━━━ Listed entries

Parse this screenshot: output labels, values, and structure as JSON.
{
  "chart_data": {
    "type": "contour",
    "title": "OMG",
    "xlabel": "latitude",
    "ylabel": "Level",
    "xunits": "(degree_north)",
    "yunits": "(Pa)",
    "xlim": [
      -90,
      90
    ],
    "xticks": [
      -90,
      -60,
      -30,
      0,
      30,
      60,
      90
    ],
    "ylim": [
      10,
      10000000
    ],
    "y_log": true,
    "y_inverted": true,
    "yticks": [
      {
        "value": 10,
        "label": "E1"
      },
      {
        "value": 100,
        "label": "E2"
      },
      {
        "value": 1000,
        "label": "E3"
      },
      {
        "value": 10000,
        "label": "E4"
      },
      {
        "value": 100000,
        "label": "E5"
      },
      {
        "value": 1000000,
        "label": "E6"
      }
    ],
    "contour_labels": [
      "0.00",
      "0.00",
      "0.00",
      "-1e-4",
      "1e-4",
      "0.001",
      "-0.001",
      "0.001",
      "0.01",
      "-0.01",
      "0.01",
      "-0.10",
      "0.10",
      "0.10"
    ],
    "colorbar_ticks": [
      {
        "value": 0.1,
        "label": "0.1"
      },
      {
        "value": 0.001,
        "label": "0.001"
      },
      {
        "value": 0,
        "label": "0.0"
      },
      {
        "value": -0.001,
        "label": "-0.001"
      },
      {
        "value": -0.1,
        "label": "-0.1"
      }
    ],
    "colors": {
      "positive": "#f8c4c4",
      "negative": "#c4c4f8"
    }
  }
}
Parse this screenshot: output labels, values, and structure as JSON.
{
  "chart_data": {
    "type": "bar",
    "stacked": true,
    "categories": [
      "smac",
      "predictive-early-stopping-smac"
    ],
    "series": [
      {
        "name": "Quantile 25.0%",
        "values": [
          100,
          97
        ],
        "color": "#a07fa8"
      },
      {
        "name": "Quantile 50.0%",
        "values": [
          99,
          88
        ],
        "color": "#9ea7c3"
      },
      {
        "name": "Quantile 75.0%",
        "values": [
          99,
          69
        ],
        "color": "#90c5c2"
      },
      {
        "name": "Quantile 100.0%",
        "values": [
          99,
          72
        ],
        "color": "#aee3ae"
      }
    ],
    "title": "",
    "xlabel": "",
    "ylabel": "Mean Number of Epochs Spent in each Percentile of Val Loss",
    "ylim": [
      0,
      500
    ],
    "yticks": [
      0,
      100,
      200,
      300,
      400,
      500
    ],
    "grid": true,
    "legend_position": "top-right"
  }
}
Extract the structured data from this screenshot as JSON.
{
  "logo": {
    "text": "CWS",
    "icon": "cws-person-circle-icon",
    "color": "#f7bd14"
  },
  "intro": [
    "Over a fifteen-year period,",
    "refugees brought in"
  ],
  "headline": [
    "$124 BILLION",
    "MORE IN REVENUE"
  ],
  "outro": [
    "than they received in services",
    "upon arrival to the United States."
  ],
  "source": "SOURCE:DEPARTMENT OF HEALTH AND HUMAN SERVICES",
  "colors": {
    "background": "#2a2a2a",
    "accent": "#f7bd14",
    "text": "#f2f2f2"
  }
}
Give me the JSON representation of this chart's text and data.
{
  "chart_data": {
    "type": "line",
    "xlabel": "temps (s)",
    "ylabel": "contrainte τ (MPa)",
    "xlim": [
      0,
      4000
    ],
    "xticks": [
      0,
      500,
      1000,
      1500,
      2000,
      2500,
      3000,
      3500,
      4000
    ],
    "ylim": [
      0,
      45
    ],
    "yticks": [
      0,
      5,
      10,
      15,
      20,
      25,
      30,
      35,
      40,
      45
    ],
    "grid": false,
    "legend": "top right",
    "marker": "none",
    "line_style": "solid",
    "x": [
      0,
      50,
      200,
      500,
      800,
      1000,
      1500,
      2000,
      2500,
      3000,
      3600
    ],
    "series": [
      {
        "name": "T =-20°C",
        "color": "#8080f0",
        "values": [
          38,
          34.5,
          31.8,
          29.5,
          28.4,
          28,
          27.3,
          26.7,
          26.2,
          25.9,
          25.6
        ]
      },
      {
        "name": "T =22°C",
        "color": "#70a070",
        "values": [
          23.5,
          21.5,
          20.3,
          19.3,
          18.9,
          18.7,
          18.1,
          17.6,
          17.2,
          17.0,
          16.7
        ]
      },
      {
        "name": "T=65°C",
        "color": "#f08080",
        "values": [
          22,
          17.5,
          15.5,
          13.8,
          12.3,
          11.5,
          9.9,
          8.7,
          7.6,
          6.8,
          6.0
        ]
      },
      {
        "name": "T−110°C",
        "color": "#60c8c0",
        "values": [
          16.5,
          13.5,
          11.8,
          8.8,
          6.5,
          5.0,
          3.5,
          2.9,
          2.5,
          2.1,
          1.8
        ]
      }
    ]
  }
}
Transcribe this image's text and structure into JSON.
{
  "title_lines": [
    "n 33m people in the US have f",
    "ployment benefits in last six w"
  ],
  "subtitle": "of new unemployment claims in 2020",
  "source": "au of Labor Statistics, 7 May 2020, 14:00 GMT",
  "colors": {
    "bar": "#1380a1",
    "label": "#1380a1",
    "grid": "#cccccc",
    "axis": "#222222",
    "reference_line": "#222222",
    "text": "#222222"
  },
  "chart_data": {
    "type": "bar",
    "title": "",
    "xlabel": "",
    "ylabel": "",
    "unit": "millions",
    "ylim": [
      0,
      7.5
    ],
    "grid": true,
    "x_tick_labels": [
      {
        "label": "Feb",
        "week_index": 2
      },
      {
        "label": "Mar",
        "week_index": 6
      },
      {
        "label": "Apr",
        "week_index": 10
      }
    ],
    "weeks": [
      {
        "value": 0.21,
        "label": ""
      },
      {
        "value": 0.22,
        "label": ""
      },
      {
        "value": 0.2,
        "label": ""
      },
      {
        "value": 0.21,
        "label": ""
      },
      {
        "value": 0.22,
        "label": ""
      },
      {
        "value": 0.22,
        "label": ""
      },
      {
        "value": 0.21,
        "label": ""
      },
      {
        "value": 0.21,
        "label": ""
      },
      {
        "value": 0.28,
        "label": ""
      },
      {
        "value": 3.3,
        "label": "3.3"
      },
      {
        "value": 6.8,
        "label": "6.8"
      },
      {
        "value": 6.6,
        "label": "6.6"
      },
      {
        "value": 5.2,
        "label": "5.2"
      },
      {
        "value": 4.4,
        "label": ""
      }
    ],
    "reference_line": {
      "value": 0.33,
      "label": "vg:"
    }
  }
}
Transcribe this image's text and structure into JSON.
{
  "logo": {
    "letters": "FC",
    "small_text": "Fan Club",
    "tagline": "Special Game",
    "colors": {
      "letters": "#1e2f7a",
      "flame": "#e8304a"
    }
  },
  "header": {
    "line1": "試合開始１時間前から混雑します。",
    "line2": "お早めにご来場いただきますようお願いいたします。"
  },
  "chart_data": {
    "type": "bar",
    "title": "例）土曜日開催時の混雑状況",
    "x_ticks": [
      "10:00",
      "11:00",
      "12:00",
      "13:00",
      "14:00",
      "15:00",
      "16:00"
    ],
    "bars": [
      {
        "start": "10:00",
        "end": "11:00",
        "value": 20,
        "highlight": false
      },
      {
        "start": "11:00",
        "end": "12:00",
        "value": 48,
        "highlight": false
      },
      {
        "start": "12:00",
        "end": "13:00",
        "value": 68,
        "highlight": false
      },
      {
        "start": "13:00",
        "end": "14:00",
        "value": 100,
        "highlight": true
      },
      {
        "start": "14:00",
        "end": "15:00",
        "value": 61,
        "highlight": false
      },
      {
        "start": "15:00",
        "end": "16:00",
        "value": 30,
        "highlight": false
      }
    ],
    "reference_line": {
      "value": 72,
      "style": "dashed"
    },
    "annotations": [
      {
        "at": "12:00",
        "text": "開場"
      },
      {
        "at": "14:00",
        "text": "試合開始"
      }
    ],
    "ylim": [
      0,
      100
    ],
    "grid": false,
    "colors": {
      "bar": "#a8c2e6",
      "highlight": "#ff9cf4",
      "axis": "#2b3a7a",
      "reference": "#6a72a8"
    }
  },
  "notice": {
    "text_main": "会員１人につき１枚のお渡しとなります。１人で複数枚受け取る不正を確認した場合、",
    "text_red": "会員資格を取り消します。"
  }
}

━━━━━━

> _Prompt_
Give the number of lines in the records above that contain the word "Quantile". Reply with that number alone.

> _Full answer_
4